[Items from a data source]
------------------------------------

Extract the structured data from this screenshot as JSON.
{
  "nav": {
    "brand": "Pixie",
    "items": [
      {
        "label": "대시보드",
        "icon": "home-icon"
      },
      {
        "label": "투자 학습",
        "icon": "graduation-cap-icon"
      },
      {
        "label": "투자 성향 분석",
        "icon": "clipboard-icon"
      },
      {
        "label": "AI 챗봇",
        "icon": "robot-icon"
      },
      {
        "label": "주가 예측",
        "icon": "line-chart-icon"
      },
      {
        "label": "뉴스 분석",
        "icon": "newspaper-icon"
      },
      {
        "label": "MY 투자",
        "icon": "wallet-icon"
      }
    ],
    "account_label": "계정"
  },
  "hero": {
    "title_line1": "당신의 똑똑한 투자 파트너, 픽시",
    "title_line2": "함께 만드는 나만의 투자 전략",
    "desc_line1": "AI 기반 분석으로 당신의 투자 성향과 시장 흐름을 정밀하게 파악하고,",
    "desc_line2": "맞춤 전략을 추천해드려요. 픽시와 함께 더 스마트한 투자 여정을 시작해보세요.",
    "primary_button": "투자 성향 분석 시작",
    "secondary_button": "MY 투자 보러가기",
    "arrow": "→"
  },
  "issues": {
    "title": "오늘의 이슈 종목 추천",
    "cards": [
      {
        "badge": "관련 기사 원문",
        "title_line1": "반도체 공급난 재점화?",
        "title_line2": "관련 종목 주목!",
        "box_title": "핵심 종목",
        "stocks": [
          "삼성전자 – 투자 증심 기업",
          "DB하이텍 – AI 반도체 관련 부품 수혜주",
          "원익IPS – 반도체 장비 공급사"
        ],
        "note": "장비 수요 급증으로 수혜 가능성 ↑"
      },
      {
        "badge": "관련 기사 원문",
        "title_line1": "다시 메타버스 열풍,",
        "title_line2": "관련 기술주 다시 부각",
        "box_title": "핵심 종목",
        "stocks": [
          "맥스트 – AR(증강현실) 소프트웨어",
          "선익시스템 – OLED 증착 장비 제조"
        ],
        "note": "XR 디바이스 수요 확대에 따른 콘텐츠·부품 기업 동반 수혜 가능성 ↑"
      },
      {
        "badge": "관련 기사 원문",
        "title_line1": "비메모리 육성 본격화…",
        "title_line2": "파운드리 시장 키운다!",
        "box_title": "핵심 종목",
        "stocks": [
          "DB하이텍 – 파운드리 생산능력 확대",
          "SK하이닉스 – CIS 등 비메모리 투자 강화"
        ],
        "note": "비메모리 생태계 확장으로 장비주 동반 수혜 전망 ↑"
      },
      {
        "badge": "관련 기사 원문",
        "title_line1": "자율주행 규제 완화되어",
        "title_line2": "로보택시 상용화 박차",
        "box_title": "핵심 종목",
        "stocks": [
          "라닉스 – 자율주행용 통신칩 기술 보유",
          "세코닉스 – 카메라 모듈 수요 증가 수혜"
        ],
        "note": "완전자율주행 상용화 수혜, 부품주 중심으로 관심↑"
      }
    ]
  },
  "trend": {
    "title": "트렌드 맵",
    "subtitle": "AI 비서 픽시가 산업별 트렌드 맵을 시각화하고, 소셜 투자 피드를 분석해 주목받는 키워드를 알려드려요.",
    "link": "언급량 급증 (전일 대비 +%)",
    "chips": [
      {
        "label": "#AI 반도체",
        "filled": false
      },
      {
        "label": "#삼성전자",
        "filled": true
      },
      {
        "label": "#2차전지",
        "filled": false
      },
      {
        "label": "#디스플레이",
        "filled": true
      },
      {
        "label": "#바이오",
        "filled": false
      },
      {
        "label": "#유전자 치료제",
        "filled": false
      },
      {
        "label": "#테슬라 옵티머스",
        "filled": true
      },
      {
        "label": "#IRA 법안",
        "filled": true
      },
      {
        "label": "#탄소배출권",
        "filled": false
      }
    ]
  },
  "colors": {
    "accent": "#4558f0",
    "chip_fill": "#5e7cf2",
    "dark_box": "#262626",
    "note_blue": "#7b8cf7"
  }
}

------------------------------------

- _WHAT YOU NEED TO DO_:
Report how many lines of the data contain the word "icon", using the number alone.

- _WRITTEN SOLUTION_:
7